WHAT IS REQUIRED >>
Reproduce verbatim the lines beginning with the one containing "Give bounding boxes" and ending after the one containing "data-point [1052, 340, 1068, 357]", leaving out the pictures.
++++ MATERIAL FOR THIS TASK ++++
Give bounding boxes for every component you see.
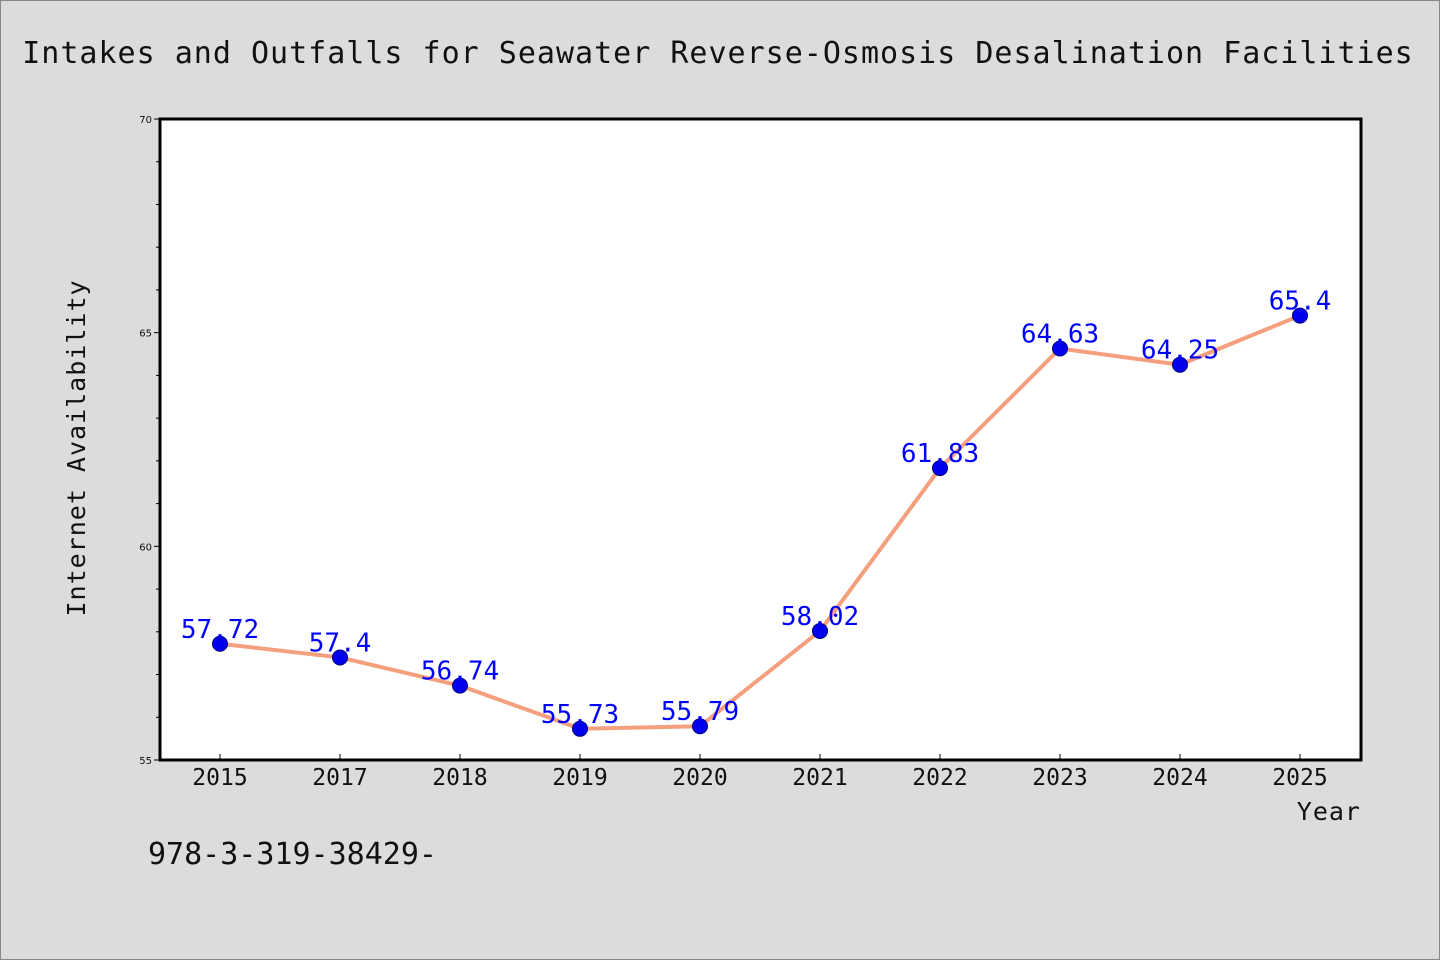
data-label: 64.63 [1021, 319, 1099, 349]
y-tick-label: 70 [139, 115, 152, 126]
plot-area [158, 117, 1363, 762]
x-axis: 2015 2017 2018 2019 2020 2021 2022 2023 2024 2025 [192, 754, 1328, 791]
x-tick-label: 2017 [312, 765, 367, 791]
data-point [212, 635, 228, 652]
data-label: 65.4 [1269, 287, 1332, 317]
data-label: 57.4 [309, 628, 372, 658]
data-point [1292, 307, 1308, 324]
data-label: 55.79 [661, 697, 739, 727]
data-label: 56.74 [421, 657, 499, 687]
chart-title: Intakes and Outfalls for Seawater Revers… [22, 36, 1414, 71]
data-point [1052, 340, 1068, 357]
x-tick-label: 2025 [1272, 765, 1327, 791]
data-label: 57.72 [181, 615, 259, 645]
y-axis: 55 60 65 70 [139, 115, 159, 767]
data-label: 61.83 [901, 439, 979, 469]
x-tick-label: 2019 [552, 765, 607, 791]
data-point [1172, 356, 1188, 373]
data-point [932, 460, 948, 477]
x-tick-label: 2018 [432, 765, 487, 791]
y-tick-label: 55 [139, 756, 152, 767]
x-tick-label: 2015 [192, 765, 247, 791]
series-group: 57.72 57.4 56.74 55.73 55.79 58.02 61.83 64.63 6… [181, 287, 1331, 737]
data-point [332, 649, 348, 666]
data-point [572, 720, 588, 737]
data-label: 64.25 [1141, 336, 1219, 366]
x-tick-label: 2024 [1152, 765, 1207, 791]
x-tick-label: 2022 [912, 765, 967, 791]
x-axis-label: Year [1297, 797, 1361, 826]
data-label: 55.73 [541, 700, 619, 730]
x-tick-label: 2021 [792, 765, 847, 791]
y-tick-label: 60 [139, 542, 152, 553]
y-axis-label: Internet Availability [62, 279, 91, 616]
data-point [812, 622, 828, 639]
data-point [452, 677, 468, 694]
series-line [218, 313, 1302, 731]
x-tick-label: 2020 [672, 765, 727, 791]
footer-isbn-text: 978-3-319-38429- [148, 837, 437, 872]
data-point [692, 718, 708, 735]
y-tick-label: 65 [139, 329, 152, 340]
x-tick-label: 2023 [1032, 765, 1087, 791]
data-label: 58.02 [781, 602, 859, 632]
++++
++++ MATERIAL FOR THIS TASK ++++
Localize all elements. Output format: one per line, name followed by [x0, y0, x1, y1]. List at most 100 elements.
++++
SOLUTION FOR THIS TASK >>
Give bounding boxes for every component you see.
data-label: 64.63 [1021, 319, 1099, 349]
y-tick-label: 70 [139, 115, 152, 126]
plot-area [158, 117, 1363, 762]
x-axis: 2015 2017 2018 2019 2020 2021 2022 2023 2024 2025 [192, 754, 1328, 791]
x-tick-label: 2017 [312, 765, 367, 791]
data-point [212, 635, 228, 652]
data-label: 65.4 [1269, 287, 1332, 317]
data-label: 57.4 [309, 628, 372, 658]
data-point [1292, 307, 1308, 324]
data-label: 55.79 [661, 697, 739, 727]
data-label: 56.74 [421, 657, 499, 687]
chart-title: Intakes and Outfalls for Seawater Revers… [22, 36, 1414, 71]
data-point [1052, 340, 1068, 357]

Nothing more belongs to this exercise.